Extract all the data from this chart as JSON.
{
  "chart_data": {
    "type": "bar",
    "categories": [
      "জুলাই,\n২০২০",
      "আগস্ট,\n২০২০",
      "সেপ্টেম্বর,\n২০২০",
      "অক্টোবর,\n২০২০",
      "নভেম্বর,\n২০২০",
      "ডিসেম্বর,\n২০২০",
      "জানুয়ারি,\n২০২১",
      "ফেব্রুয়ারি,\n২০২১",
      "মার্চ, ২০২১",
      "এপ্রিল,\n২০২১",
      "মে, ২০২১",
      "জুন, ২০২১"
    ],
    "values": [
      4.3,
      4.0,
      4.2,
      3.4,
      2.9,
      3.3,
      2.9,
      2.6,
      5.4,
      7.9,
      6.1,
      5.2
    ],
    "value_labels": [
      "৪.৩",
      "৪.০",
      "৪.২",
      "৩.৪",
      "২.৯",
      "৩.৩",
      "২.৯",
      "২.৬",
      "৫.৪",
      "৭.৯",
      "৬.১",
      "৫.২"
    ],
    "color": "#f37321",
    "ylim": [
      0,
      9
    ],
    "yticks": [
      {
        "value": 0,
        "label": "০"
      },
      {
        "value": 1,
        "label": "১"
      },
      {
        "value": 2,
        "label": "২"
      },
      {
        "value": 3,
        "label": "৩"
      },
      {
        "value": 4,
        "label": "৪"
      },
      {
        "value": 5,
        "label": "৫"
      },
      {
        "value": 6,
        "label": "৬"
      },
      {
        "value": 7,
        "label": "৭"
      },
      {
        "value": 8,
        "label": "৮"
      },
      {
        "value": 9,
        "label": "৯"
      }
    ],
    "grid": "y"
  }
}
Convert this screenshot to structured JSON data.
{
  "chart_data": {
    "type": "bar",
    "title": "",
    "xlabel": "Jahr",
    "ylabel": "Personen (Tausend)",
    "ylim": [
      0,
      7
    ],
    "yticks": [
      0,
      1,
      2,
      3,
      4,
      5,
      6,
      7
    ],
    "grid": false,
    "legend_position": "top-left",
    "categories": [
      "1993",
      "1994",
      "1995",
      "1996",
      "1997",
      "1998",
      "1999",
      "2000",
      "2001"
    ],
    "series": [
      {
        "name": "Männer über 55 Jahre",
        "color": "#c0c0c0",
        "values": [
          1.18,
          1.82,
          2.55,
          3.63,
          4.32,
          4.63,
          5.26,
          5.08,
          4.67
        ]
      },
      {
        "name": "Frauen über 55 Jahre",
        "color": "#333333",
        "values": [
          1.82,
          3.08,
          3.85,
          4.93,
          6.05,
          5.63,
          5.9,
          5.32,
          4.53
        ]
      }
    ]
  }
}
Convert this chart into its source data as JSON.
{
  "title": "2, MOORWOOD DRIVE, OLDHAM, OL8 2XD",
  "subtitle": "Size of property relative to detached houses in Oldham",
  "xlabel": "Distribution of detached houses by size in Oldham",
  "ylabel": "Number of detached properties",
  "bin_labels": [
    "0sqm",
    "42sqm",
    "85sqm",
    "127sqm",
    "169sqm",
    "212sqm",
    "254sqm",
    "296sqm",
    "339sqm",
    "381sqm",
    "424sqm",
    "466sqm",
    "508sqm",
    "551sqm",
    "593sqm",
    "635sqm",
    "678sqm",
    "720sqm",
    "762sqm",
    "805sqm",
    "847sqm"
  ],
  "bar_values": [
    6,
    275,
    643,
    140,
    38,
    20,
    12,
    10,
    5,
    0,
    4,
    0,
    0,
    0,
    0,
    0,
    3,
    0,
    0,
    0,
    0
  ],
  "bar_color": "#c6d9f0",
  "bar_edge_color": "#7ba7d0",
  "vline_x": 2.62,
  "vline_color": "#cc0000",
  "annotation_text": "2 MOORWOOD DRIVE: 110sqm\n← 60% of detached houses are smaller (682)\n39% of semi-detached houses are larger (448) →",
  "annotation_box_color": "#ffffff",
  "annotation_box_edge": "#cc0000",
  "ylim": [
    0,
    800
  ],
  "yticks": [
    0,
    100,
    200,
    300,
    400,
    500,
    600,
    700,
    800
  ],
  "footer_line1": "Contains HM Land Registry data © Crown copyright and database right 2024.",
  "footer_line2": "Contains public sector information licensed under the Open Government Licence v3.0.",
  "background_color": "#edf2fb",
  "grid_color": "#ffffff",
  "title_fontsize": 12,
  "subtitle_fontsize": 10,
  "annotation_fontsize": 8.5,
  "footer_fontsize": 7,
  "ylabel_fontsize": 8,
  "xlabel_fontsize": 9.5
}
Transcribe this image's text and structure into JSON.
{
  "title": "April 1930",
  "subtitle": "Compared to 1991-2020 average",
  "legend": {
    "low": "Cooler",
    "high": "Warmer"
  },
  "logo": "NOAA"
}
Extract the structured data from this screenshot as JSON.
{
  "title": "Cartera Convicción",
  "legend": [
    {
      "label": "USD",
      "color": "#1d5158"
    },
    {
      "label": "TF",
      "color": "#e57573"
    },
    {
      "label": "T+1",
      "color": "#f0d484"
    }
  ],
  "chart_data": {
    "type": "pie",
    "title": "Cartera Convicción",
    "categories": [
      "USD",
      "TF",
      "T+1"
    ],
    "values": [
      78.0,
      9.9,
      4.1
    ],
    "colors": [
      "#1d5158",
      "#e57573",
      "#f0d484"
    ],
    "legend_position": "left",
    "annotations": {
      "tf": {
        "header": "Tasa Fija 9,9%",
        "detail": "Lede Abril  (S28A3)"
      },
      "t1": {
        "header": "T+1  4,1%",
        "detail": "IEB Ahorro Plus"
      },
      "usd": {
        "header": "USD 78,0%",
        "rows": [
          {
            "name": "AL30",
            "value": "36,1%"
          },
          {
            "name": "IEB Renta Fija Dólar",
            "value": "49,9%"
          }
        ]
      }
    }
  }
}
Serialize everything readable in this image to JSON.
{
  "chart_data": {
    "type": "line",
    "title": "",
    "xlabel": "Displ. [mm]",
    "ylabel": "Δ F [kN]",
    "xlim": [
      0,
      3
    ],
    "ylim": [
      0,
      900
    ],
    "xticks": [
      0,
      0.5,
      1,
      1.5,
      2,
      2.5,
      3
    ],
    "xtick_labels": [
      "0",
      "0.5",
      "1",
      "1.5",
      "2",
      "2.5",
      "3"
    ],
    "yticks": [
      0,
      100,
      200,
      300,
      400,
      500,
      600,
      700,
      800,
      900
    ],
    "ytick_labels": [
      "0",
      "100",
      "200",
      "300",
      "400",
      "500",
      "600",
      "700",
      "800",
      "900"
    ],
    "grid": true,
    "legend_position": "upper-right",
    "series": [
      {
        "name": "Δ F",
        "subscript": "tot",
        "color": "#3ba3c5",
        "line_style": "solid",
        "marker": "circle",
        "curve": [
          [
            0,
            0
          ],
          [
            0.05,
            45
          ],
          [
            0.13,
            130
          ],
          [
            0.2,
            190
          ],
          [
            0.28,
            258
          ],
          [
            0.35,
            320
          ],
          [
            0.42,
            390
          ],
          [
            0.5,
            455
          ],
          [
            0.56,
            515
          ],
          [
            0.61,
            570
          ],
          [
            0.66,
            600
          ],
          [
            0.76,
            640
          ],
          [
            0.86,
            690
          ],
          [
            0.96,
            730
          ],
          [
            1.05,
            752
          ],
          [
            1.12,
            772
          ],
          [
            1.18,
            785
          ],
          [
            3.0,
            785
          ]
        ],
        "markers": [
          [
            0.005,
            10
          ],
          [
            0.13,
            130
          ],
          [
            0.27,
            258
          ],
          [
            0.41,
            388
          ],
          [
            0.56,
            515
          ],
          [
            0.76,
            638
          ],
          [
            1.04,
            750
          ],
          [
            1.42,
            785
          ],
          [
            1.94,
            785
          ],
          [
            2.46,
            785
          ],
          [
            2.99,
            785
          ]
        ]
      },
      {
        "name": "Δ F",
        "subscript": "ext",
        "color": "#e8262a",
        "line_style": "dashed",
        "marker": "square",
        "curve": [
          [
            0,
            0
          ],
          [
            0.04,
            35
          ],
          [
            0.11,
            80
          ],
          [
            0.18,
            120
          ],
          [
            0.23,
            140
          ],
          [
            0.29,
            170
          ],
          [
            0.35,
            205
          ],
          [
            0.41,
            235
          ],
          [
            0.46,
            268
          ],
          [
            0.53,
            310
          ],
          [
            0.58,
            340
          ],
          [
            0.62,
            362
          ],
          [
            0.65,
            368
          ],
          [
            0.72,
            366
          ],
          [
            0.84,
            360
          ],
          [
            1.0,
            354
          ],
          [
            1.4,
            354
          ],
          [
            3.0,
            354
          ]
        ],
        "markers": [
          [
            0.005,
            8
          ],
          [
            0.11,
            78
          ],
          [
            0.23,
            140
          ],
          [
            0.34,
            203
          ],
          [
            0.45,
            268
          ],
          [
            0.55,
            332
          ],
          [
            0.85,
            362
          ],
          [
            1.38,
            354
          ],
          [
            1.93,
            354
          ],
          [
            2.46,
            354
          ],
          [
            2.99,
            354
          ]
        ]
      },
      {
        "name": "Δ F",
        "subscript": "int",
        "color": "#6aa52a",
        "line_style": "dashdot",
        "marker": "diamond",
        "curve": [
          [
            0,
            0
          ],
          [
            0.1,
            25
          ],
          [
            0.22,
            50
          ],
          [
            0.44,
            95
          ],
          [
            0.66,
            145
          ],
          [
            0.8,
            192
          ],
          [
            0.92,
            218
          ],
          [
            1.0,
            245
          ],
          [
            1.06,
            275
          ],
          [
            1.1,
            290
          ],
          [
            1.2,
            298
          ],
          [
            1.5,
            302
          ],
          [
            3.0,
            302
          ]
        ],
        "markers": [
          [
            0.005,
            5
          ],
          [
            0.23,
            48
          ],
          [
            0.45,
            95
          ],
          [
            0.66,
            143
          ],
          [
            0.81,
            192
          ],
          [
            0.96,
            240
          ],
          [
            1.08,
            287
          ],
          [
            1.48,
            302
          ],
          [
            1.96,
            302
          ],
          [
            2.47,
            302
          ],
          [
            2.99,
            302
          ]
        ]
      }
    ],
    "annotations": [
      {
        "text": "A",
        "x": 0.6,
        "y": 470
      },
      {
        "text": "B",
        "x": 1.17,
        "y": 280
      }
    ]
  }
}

- EXERCISE REQUIREMENTS: Identify and copy lines that hold the string "Extract".

- RESULT FOR THIS EXERCISE:
Extract all the data from this chart as JSON.
Extract the structured data from this screenshot as JSON.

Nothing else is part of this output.